__Exercise data__
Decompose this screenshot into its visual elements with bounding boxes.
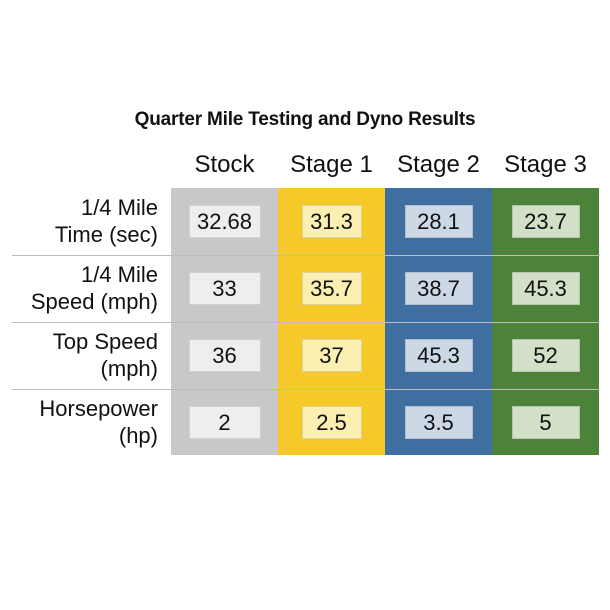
column-header-stage-2: Stage 2 <box>397 151 480 178</box>
value-cell: 2.5 <box>301 406 362 439</box>
row-divider <box>12 255 600 256</box>
value-cell: 23.7 <box>511 205 580 238</box>
value-cell: 32.68 <box>188 205 261 238</box>
row-divider <box>12 322 600 323</box>
value-cell: 37 <box>301 339 362 372</box>
table-title: Quarter Mile Testing and Dyno Results <box>134 109 476 130</box>
value-cell: 45.3 <box>404 339 473 372</box>
value-cell: 2 <box>188 406 261 439</box>
column-header-stage-1: Stage 1 <box>290 151 373 178</box>
row-label: 1/4 Mile Speed (mph) <box>0 261 158 315</box>
value-cell: 5 <box>511 406 580 439</box>
row-label-line: (mph) <box>100 356 158 381</box>
row-label-line: Top Speed <box>52 329 158 354</box>
column-header-stock: Stock <box>194 151 255 178</box>
value-cell: 33 <box>188 272 261 305</box>
row-label-line: 1/4 Mile <box>80 195 158 220</box>
value-cell: 52 <box>511 339 580 372</box>
value-cell: 36 <box>188 339 261 372</box>
value-cell: 31.3 <box>301 205 362 238</box>
value-cell: 38.7 <box>404 272 473 305</box>
row-label-line: Time (sec) <box>54 222 158 247</box>
value-cell: 35.7 <box>301 272 362 305</box>
row-label: 1/4 Mile Time (sec) <box>0 194 158 248</box>
row-divider <box>12 389 600 390</box>
row-label-line: (hp) <box>118 423 158 448</box>
row-label: Horsepower (hp) <box>0 395 158 449</box>
value-cell: 45.3 <box>511 272 580 305</box>
row-label-line: Speed (mph) <box>30 289 158 314</box>
row-label: Top Speed (mph) <box>0 328 158 382</box>
row-label-line: Horsepower <box>39 396 158 421</box>
value-cell: 28.1 <box>404 205 473 238</box>
column-header-stage-3: Stage 3 <box>504 151 587 178</box>
value-cell: 3.5 <box>404 406 473 439</box>
row-label-line: 1/4 Mile <box>80 262 158 287</box>
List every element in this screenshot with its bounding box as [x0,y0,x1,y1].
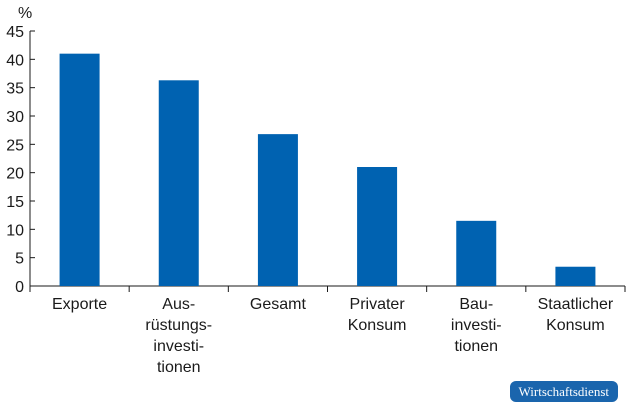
bar [257,134,298,286]
y-tick-label: 30 [6,109,24,126]
y-axis: 0 5 10 15 20 25 30 35 40 45 [6,24,35,296]
category-labels: Exporte Aus-rüstungs-investi-tionen Gesamt… [52,296,614,376]
y-tick-label: 35 [6,81,24,98]
x-category-label-line: investi- [153,338,204,355]
x-category-label-line: Bau- [459,296,493,313]
x-category-label-line: Konsum [348,317,407,334]
bars [59,53,596,286]
y-tick-label: 20 [6,166,24,183]
x-category-label-line: tionen [157,359,201,376]
x-category-label-line: rüstungs- [145,317,212,334]
y-tick-label: 10 [6,222,24,239]
x-category-label: Exporte [52,296,107,313]
x-category-label-line: Exporte [52,296,107,313]
y-unit-label: % [18,5,32,22]
bar [59,53,100,286]
x-axis [29,285,626,292]
x-category-label: Bau-investi-tionen [451,296,502,355]
y-tick-label: 40 [6,52,24,69]
x-category-label-line: Gesamt [250,296,307,313]
x-category-label: Staatlicher Konsum [538,296,614,334]
y-tick-label: 0 [15,279,24,296]
x-category-label: Gesamt [250,296,307,313]
y-tick-label: 5 [15,251,24,268]
x-category-label-line: Konsum [546,317,605,334]
bar [158,80,199,286]
publisher-badge: Wirtschaftsdienst [509,381,618,402]
x-category-label-line: tionen [454,338,498,355]
bar [555,266,596,286]
x-category-label-line: Staatlicher [538,296,614,313]
x-category-label: Privater Konsum [348,296,407,334]
y-tick-label: 45 [6,24,24,41]
y-tick-label: 25 [6,137,24,154]
x-category-label-line: Privater [350,296,406,313]
x-category-label-line: Aus- [162,296,195,313]
bar [357,167,398,286]
x-category-label: Aus-rüstungs-investi-tionen [145,296,212,376]
bar [456,220,497,286]
x-category-label-line: investi- [451,317,502,334]
y-tick-label: 15 [6,194,24,211]
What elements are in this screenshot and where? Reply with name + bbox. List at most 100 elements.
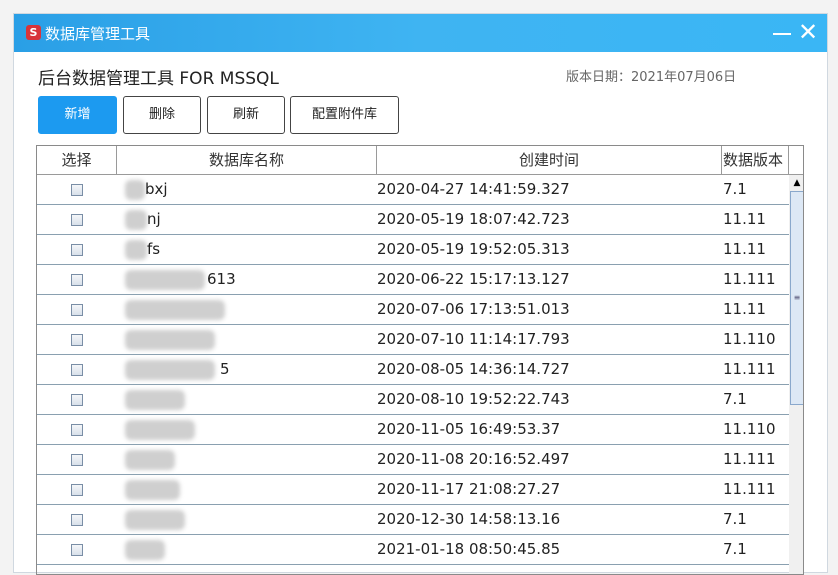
table-row[interactable]: bxj 2020-04-27 14:41:59.327 7.1 bbox=[37, 175, 789, 205]
row-checkbox[interactable] bbox=[71, 334, 83, 346]
version-cell: 11.111 bbox=[723, 450, 776, 468]
redacted-blur bbox=[125, 390, 185, 410]
redacted-blur bbox=[125, 450, 175, 470]
database-name-cell: nj bbox=[117, 205, 377, 235]
page-title: 后台数据管理工具 FOR MSSQL bbox=[38, 69, 279, 89]
column-header-select[interactable]: 选择 bbox=[37, 146, 117, 175]
refresh-button[interactable]: 刷新 bbox=[207, 96, 285, 134]
vertical-scrollbar[interactable]: ▲ ≡ bbox=[789, 175, 803, 574]
redacted-blur bbox=[125, 330, 215, 350]
scroll-up-icon[interactable]: ▲ bbox=[793, 178, 801, 188]
redacted-blur bbox=[125, 240, 147, 260]
row-checkbox[interactable] bbox=[71, 244, 83, 256]
created-time-cell: 2020-11-17 21:08:27.27 bbox=[377, 480, 561, 498]
database-name-cell bbox=[117, 445, 377, 475]
table-row[interactable]: 2021-01-18 08:50:45.85 7.1 bbox=[37, 535, 789, 565]
database-name-cell bbox=[117, 295, 377, 325]
created-time-cell: 2020-04-27 14:41:59.327 bbox=[377, 180, 570, 198]
table-row[interactable]: 2020-08-10 19:52:22.743 7.1 bbox=[37, 385, 789, 415]
redacted-blur bbox=[125, 360, 215, 380]
header-spacer bbox=[789, 146, 803, 175]
version-cell: 11.111 bbox=[723, 270, 776, 288]
row-checkbox[interactable] bbox=[71, 184, 83, 196]
column-header-version[interactable]: 数据版本 bbox=[722, 146, 789, 175]
redacted-blur bbox=[125, 210, 147, 230]
title-bar[interactable]: S 数据库管理工具 ✕ bbox=[14, 14, 827, 52]
row-checkbox[interactable] bbox=[71, 514, 83, 526]
redacted-blur bbox=[125, 270, 205, 290]
window-title: 数据库管理工具 bbox=[45, 25, 151, 43]
version-cell: 11.110 bbox=[723, 330, 776, 348]
version-cell: 11.11 bbox=[723, 210, 766, 228]
created-time-cell: 2020-08-05 14:36:14.727 bbox=[377, 360, 570, 378]
row-checkbox[interactable] bbox=[71, 274, 83, 286]
redacted-blur bbox=[125, 300, 225, 320]
row-checkbox[interactable] bbox=[71, 544, 83, 556]
database-name: 613 bbox=[207, 270, 236, 288]
created-time-cell: 2020-11-08 20:16:52.497 bbox=[377, 450, 570, 468]
version-cell: 7.1 bbox=[723, 390, 747, 408]
redacted-blur bbox=[125, 480, 180, 500]
version-cell: 11.11 bbox=[723, 300, 766, 318]
created-time-cell: 2020-07-06 17:13:51.013 bbox=[377, 300, 570, 318]
version-cell: 11.110 bbox=[723, 420, 776, 438]
created-time-cell: 2020-11-05 16:49:53.37 bbox=[377, 420, 561, 438]
table-row[interactable]: 5 2020-08-05 14:36:14.727 11.111 bbox=[37, 355, 789, 385]
table-row[interactable]: nj 2020-05-19 18:07:42.723 11.11 bbox=[37, 205, 789, 235]
table-row[interactable]: 2020-11-08 20:16:52.497 11.111 bbox=[37, 445, 789, 475]
close-button[interactable]: ✕ bbox=[798, 18, 819, 46]
table-row[interactable]: 2020-07-10 11:14:17.793 11.110 bbox=[37, 325, 789, 355]
row-checkbox[interactable] bbox=[71, 364, 83, 376]
table-row[interactable]: 2020-07-06 17:13:51.013 11.11 bbox=[37, 295, 789, 325]
version-cell: 11.11 bbox=[723, 240, 766, 258]
row-checkbox[interactable] bbox=[71, 424, 83, 436]
app-window: S 数据库管理工具 ✕ 后台数据管理工具 FOR MSSQL 版本日期：2021… bbox=[13, 13, 828, 575]
redacted-blur bbox=[125, 180, 145, 200]
database-name: 5 bbox=[220, 360, 230, 378]
table-row[interactable]: 2020-11-05 16:49:53.37 11.110 bbox=[37, 415, 789, 445]
version-cell: 11.111 bbox=[723, 360, 776, 378]
database-name: bxj bbox=[145, 180, 168, 198]
database-name-cell bbox=[117, 385, 377, 415]
table-row[interactable]: 613 2020-06-22 15:17:13.127 11.111 bbox=[37, 265, 789, 295]
database-name-cell: fs bbox=[117, 235, 377, 265]
version-cell: 7.1 bbox=[723, 510, 747, 528]
database-name-cell bbox=[117, 475, 377, 505]
created-time-cell: 2020-06-22 15:17:13.127 bbox=[377, 270, 570, 288]
created-time-cell: 2020-07-10 11:14:17.793 bbox=[377, 330, 570, 348]
redacted-blur bbox=[125, 420, 195, 440]
database-name-cell bbox=[117, 415, 377, 445]
config-attachment-db-button[interactable]: 配置附件库 bbox=[290, 96, 399, 134]
column-header-name[interactable]: 数据库名称 bbox=[117, 146, 377, 175]
database-name-cell bbox=[117, 325, 377, 355]
app-logo-icon: S bbox=[26, 25, 41, 40]
database-name: fs bbox=[147, 240, 161, 258]
created-time-cell: 2021-01-18 08:50:45.85 bbox=[377, 540, 561, 558]
version-date: 版本日期：2021年07月06日 bbox=[566, 70, 737, 85]
created-time-cell: 2020-05-19 18:07:42.723 bbox=[377, 210, 570, 228]
minimize-button[interactable] bbox=[771, 22, 793, 44]
table-row[interactable]: 2020-12-30 14:58:13.16 7.1 bbox=[37, 505, 789, 535]
database-name-cell bbox=[117, 505, 377, 535]
redacted-blur bbox=[125, 510, 185, 530]
created-time-cell: 2020-12-30 14:58:13.16 bbox=[377, 510, 561, 528]
table-row[interactable]: fs 2020-05-19 19:52:05.313 11.11 bbox=[37, 235, 789, 265]
column-header-created[interactable]: 创建时间 bbox=[377, 146, 722, 175]
database-table: 选择 数据库名称 创建时间 数据版本 bxj 2020-04-27 14:41:… bbox=[36, 145, 804, 575]
table-row[interactable]: 2020-11-17 21:08:27.27 11.111 bbox=[37, 475, 789, 505]
created-time-cell: 2020-05-19 19:52:05.313 bbox=[377, 240, 570, 258]
database-name-cell: 613 bbox=[117, 265, 377, 295]
row-checkbox[interactable] bbox=[71, 454, 83, 466]
delete-button[interactable]: 删除 bbox=[123, 96, 201, 134]
version-cell: 7.1 bbox=[723, 180, 747, 198]
row-checkbox[interactable] bbox=[71, 214, 83, 226]
version-cell: 7.1 bbox=[723, 540, 747, 558]
row-checkbox[interactable] bbox=[71, 484, 83, 496]
database-name-cell bbox=[117, 535, 377, 565]
database-name: nj bbox=[147, 210, 161, 228]
scrollbar-thumb[interactable]: ≡ bbox=[790, 191, 803, 405]
row-checkbox[interactable] bbox=[71, 394, 83, 406]
row-checkbox[interactable] bbox=[71, 304, 83, 316]
created-time-cell: 2020-08-10 19:52:22.743 bbox=[377, 390, 570, 408]
add-button[interactable]: 新增 bbox=[38, 96, 117, 134]
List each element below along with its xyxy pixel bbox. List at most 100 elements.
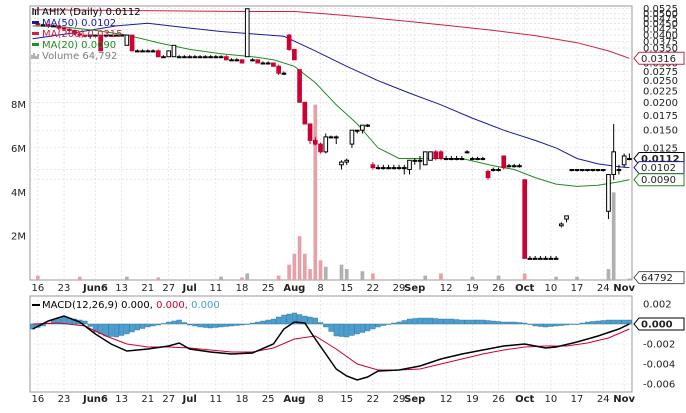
macd-legend-hist_val: 0.000 bbox=[191, 300, 220, 311]
price-tick-label: 0.0275 bbox=[643, 67, 678, 78]
macd-histogram-bar bbox=[480, 319, 486, 325]
candle-body bbox=[522, 179, 528, 259]
macd-histogram-bar bbox=[56, 318, 62, 325]
price-tick-label: 0.0200 bbox=[643, 98, 678, 109]
macd-x-tick-label: Oct bbox=[515, 394, 534, 405]
macd-histogram-bar bbox=[228, 323, 235, 327]
macd-histogram-bar bbox=[218, 323, 224, 328]
macd-histogram-bar bbox=[579, 322, 585, 325]
macd-histogram-bar bbox=[464, 319, 470, 325]
candle-body bbox=[616, 169, 622, 172]
candle-body bbox=[574, 169, 580, 172]
macd-x-tick-label: 25 bbox=[262, 394, 275, 405]
macd-histogram-bar bbox=[459, 319, 465, 325]
macd-x-tick-label: 24 bbox=[597, 394, 610, 405]
volume-tick-label: 6M bbox=[11, 144, 26, 155]
macd-histogram-bar bbox=[197, 323, 203, 328]
x-tick-label: Aug bbox=[283, 283, 305, 294]
volume-bar bbox=[297, 236, 302, 280]
candle-body bbox=[208, 56, 213, 59]
candle-body bbox=[98, 34, 104, 52]
candle-body bbox=[87, 34, 93, 37]
candle-body bbox=[61, 27, 67, 30]
volume-bar bbox=[496, 275, 501, 280]
price-tick-label: 0.0450 bbox=[643, 19, 678, 30]
macd-histogram-bar bbox=[119, 323, 125, 336]
macd-histogram-bar bbox=[417, 317, 423, 325]
macd-histogram-bar bbox=[244, 323, 250, 325]
candle-body bbox=[470, 158, 475, 161]
macd-histogram-bar bbox=[82, 320, 88, 325]
candle-body bbox=[182, 56, 187, 59]
macd-legend: MACD(12,26,9) 0.000, 0.000, 0.000 bbox=[42, 300, 220, 311]
macd-histogram-bar bbox=[553, 323, 559, 327]
ma20-line bbox=[32, 25, 630, 187]
price-tick-label: 0.0500 bbox=[643, 9, 678, 20]
candle-body bbox=[72, 29, 77, 35]
macd-x-tick-label: 18 bbox=[236, 394, 249, 405]
macd-histogram-bar bbox=[469, 319, 475, 325]
x-tick-label: Oct bbox=[515, 283, 534, 294]
macd-badge-label: 0.000 bbox=[641, 320, 673, 331]
price-panel: 0.05250.05000.04750.04500.04250.04000.03… bbox=[11, 4, 685, 294]
macd-histogram-bar bbox=[291, 312, 297, 325]
volume-bar bbox=[522, 273, 527, 280]
macd-histogram-bar bbox=[396, 321, 402, 325]
candle-body bbox=[532, 257, 538, 260]
candle-body bbox=[328, 136, 334, 139]
macd-histogram-bar bbox=[213, 323, 219, 328]
macd-histogram-bar bbox=[344, 323, 350, 338]
candle-body bbox=[150, 50, 156, 53]
candle-body bbox=[114, 34, 119, 37]
volume-bar bbox=[360, 271, 365, 280]
macd-histogram-bar bbox=[265, 319, 271, 325]
macd-histogram-bar bbox=[537, 323, 543, 327]
macd-tick-label: -0.004 bbox=[643, 360, 675, 371]
price-tick-label: 0.0150 bbox=[643, 126, 678, 137]
volume-bar bbox=[470, 276, 475, 280]
price-tick-label: 0.0125 bbox=[643, 143, 678, 154]
candle-body bbox=[281, 72, 287, 75]
candle-body bbox=[391, 167, 397, 170]
volume-bar bbox=[36, 275, 40, 280]
x-tick-label: Jun6 bbox=[82, 283, 108, 294]
volume-bar bbox=[554, 276, 558, 280]
macd-histogram-bar bbox=[427, 317, 434, 325]
price-tick-label: 0.0250 bbox=[643, 76, 678, 87]
price-badge-label: 0.0316 bbox=[641, 54, 676, 65]
candle-body bbox=[590, 169, 596, 172]
macd-histogram-bar bbox=[145, 323, 151, 328]
macd-histogram-bar bbox=[590, 321, 596, 325]
macd-legend-macd_val: 0.000, bbox=[121, 300, 156, 311]
macd-histogram-bar bbox=[260, 320, 266, 325]
candle-body bbox=[318, 143, 323, 153]
macd-histogram-bar bbox=[323, 323, 329, 328]
macd-histogram-bar bbox=[485, 320, 491, 325]
candle-body bbox=[223, 56, 229, 61]
macd-x-tick-label: 23 bbox=[58, 394, 71, 405]
macd-histogram-bar bbox=[166, 321, 172, 325]
macd-histogram-bar bbox=[92, 323, 98, 333]
candle-body bbox=[381, 167, 386, 170]
macd-histogram-bar bbox=[527, 323, 533, 325]
x-tick-label: Jul bbox=[182, 283, 197, 294]
volume-bar bbox=[627, 278, 632, 280]
macd-histogram-bar bbox=[270, 318, 276, 325]
candle-body bbox=[485, 170, 491, 179]
volume-bar bbox=[156, 277, 161, 280]
x-tick-label: 27 bbox=[162, 283, 175, 294]
candle-body bbox=[333, 136, 339, 139]
macd-histogram-bar bbox=[506, 321, 512, 325]
x-tick-label: 16 bbox=[31, 283, 44, 294]
macd-line bbox=[32, 315, 630, 381]
macd-histogram-bar bbox=[600, 320, 606, 325]
macd-x-tick-label: 26 bbox=[492, 394, 505, 405]
candle-body bbox=[239, 59, 245, 64]
candle-body bbox=[339, 161, 344, 166]
macd-histogram-bar bbox=[255, 321, 261, 325]
x-tick-label: 26 bbox=[492, 283, 505, 294]
x-tick-label: 22 bbox=[367, 283, 380, 294]
candle-body bbox=[464, 151, 470, 154]
candle-body bbox=[176, 56, 182, 59]
candle-body bbox=[553, 257, 559, 260]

__The task__
Rewrite the lines of the material from the line containing "column-header-stage-2: Stage 2" through the line containing "value-cell: 36 <box>188 339 261 372</box>", inclusive, as a numbered list, leaving out any blank lines.

__Answer in full__
1. column-header-stage-2: Stage 2 <box>397 151 480 178</box>
2. value-cell: 2.5 <box>301 406 362 439</box>
3. row-divider <box>12 255 600 256</box>
4. value-cell: 23.7 <box>511 205 580 238</box>
5. value-cell: 32.68 <box>188 205 261 238</box>
6. row-divider <box>12 322 600 323</box>
7. value-cell: 37 <box>301 339 362 372</box>
8. table-title: Quarter Mile Testing and Dyno Results <box>134 109 476 130</box>
9. value-cell: 45.3 <box>404 339 473 372</box>
10. value-cell: 2 <box>188 406 261 439</box>
11. column-header-stage-1: Stage 1 <box>290 151 373 178</box>
12. row-label: 1/4 Mile Speed (mph) <box>0 261 158 315</box>
13. value-cell: 5 <box>511 406 580 439</box>
14. row-label-line: (mph) <box>100 356 158 381</box>
15. row-label-line: Top Speed <box>52 329 158 354</box>
16. column-header-stock: Stock <box>194 151 255 178</box>
17. value-cell: 33 <box>188 272 261 305</box>
18. row-label-line: 1/4 Mile <box>80 195 158 220</box>
19. value-cell: 52 <box>511 339 580 372</box>
20. value-cell: 36 <box>188 339 261 372</box>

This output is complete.